#### [Data excerpts]

Start

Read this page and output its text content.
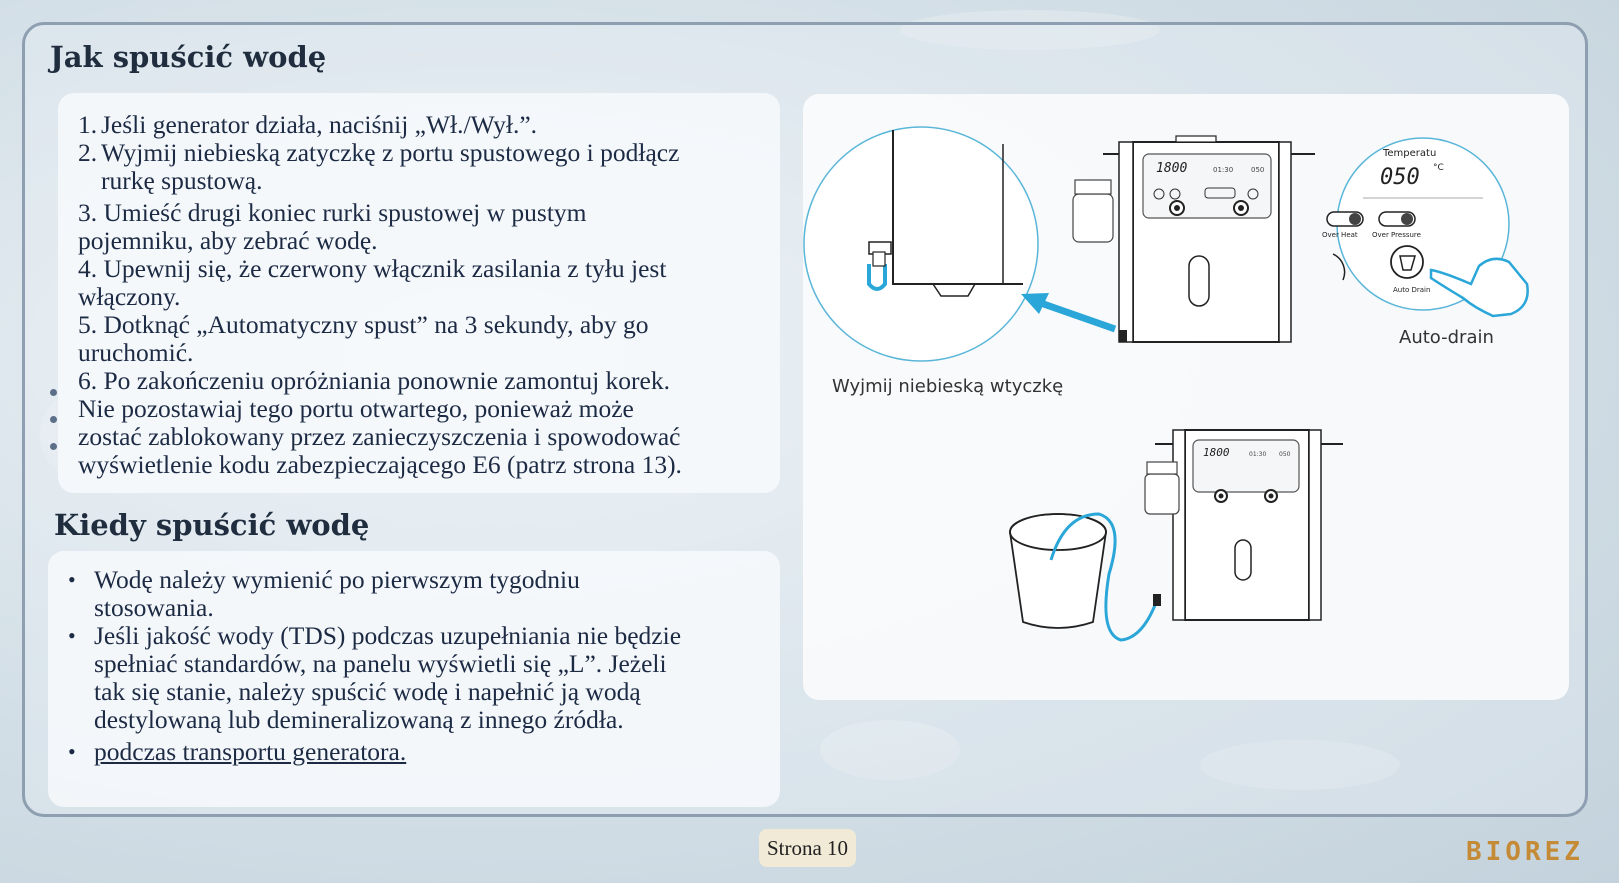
Jak spuścić wodę
1. Jeśli generator działa, naciśnij „Wł./Wył.”.
2. Wyjmij niebieską zatyczkę z portu spustowego i podłącz
rurkę spustową.
3. Umieść drugi koniec rurki spustowej w pustym
pojemniku, aby zebrać wodę.
4. Upewnij się, że czerwony włącznik zasilania z tyłu jest
włączony.
5. Dotknąć „Automatyczny spust” na 3 sekundy, aby go
uruchomić.
6. Po zakończeniu opróżniania ponownie zamontuj korek.
Nie pozostawiaj tego portu otwartego, ponieważ może
zostać zablokowany przez zanieczyszczenia i spowodować
wyświetlenie kodu zabezpieczającego E6 (patrz strona 13).
Kiedy spuścić wodę
• Wodę należy wymienić po pierwszym tygodniu
stosowania.
• Jeśli jakość wody (TDS) podczas uzupełniania nie będzie
spełniać standardów, na panelu wyświetli się „L”. Jeżeli
tak się stanie, należy spuścić wodę i napełnić ją wodą
destylowaną lub demineralizowaną z innego źródła.
• podczas transportu generatora.
1800	01:30	050
Temperatu
050 °C
Over Heat Over Pressure
Auto Drain
1800	01:30 050
Wyjmij niebieską wtyczkę
Auto-drain
Strona 10	BIOREZ
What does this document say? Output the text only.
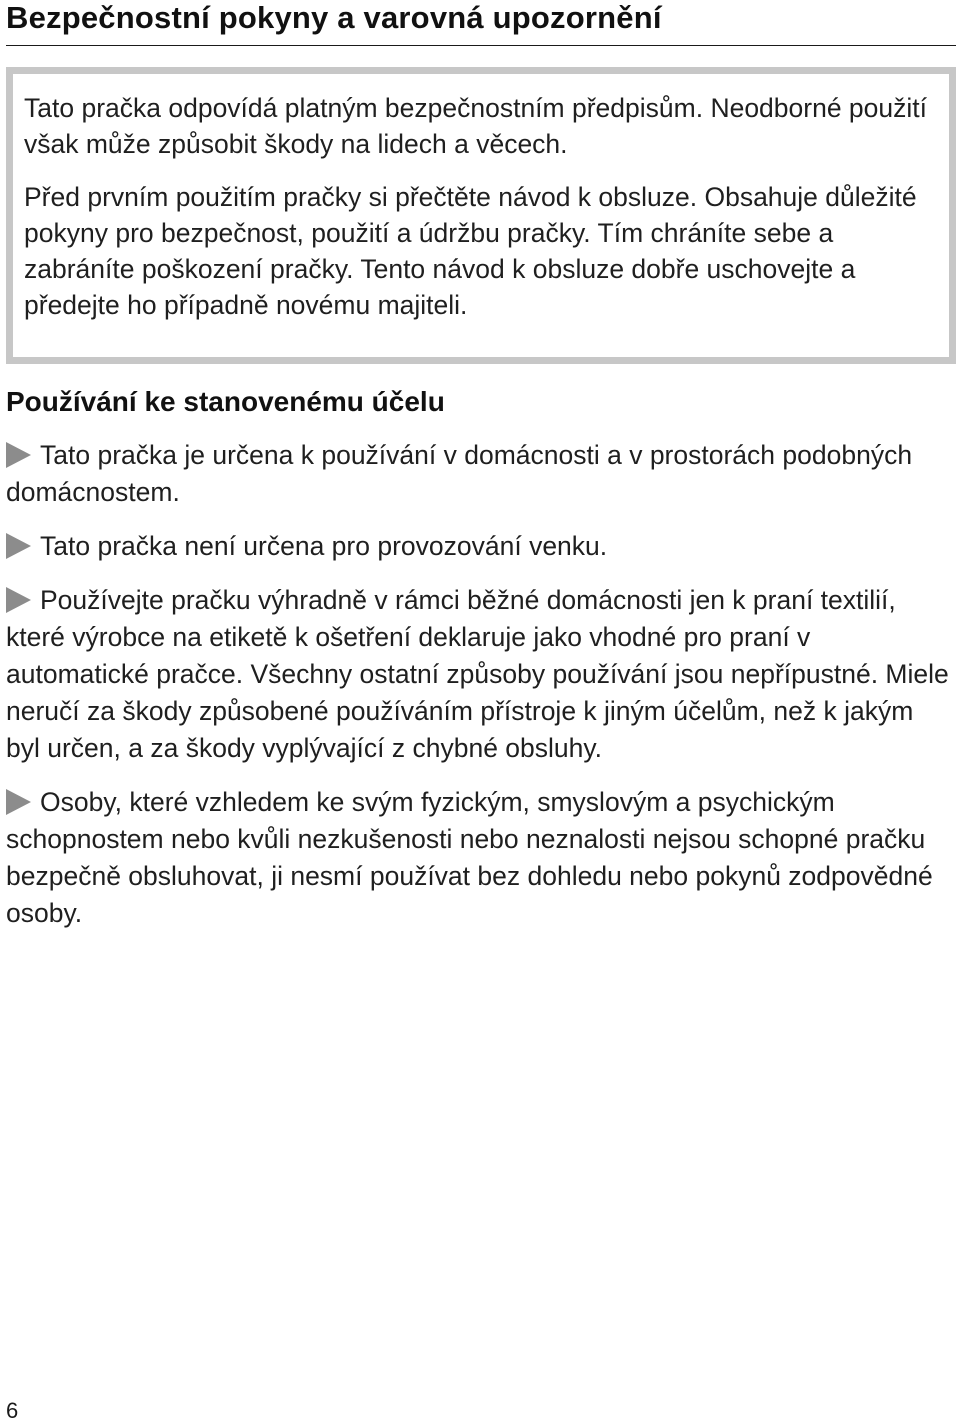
Bezpečnostní pokyny a varovná upozornění

Tato pračka odpovídá platným bezpečnostním předpisům. Neodborné použití však může způsobit škody na lidech a věcech.

Před prvním použitím pračky si přečtěte návod k obsluze. Obsahuje důležité pokyny pro bezpečnost, použití a údržbu pračky. Tím chráníte sebe a zabráníte poškození pračky. Tento návod k obsluze dobře uschovejte a předejte ho případně novému majiteli.

Používání ke stanovenému účelu
Tato pračka je určena k používání v domácnosti a v prostorách podobných domácnostem.
Tato pračka není určena pro provozování venku.
Používejte pračku výhradně v rámci běžné domácnosti jen k praní textilií, které výrobce na etiketě k ošetření deklaruje jako vhodné pro praní v automatické pračce. Všechny ostatní způsoby používání jsou nepřípustné. Miele neručí za škody způsobené používáním přístroje k jiným účelům, než k jakým byl určen, a za škody vyplývající z chybné obsluhy.
Osoby, které vzhledem ke svým fyzickým, smyslovým a psychickým schopnostem nebo kvůli nezkušenosti nebo neznalosti nejsou schopné pračku bezpečně obsluhovat, ji nesmí používat bez dohledu nebo pokynů zodpovědné osoby.
6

End

Of the lines above, how many hold the word "určena"? Say the number alone.

2